• _ENTRIES PROVIDED_
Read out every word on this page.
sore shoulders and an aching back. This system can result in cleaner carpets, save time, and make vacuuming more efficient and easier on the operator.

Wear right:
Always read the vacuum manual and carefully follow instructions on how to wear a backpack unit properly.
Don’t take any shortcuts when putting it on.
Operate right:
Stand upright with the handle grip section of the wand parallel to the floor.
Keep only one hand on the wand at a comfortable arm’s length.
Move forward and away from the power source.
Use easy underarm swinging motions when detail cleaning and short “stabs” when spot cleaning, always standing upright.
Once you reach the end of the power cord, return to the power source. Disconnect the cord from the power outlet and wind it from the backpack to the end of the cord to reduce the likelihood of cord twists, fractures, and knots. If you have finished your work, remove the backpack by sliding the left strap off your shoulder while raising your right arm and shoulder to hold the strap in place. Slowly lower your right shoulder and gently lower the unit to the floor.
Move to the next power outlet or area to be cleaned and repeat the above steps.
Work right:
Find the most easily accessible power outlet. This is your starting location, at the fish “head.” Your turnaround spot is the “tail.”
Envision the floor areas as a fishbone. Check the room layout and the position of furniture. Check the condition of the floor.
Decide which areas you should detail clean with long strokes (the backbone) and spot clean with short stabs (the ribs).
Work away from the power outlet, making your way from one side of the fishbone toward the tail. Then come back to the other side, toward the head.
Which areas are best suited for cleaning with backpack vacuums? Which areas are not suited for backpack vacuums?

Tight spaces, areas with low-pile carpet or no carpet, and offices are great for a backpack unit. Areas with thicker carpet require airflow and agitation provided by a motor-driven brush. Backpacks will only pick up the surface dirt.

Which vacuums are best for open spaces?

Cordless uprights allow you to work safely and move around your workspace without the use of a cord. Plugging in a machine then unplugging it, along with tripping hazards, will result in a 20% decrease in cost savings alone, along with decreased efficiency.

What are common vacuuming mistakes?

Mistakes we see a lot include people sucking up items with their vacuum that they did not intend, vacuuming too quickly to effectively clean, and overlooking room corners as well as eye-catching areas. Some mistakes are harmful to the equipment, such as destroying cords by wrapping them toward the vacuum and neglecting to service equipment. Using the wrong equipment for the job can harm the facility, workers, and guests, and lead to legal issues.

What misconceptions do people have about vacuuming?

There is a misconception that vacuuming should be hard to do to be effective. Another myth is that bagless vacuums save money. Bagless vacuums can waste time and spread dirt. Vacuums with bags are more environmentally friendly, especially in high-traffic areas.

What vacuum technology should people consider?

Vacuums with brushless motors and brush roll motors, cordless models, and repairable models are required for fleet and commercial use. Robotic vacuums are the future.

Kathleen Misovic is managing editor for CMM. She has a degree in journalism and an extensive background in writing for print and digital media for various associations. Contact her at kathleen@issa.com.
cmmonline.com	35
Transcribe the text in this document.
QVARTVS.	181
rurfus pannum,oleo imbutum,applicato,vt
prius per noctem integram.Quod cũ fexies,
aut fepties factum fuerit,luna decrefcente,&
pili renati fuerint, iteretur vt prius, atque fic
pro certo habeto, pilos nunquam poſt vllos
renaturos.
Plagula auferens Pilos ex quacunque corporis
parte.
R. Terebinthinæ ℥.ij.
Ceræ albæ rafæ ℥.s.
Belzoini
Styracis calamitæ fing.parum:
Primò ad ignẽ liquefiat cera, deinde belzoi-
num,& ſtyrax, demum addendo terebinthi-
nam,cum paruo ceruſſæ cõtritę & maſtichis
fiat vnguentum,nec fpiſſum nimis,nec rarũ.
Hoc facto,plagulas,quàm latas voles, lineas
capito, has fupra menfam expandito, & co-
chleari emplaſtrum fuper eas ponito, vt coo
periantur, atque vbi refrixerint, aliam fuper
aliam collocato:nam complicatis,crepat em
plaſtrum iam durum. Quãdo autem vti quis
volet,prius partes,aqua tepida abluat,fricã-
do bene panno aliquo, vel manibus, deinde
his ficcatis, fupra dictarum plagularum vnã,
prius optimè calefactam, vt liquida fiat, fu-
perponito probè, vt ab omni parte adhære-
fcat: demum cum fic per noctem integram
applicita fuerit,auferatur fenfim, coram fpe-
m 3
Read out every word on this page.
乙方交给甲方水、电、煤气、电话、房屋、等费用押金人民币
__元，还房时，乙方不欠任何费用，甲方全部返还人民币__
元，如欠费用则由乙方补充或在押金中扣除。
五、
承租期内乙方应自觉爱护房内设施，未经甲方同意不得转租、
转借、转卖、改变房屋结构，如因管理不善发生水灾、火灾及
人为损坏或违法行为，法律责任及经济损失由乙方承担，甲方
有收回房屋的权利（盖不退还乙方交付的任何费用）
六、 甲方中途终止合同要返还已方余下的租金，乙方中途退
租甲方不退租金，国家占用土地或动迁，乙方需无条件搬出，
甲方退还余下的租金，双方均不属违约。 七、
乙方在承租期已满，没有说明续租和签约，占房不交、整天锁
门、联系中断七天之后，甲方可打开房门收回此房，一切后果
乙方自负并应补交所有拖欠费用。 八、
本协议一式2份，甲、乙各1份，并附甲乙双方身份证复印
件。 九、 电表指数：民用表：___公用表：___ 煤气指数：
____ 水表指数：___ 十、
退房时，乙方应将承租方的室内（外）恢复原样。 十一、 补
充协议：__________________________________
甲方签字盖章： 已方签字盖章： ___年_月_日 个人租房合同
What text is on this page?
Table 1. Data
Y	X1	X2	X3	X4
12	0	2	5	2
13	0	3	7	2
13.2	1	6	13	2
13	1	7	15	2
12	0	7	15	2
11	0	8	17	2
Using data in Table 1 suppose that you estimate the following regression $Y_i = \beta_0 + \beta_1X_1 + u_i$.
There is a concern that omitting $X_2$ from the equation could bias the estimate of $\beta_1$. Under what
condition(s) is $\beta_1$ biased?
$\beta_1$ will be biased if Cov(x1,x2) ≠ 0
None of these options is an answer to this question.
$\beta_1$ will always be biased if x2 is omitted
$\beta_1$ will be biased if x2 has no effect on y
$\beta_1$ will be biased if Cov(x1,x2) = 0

• _WRITTEN EXERCISE_
Within the data above, pick out all lines holding the word "aliam".

• _FULL ANSWER_
periantur, atque vbi refrixerint, aliam fuper
aliam collocato:nam complicatis,crepat em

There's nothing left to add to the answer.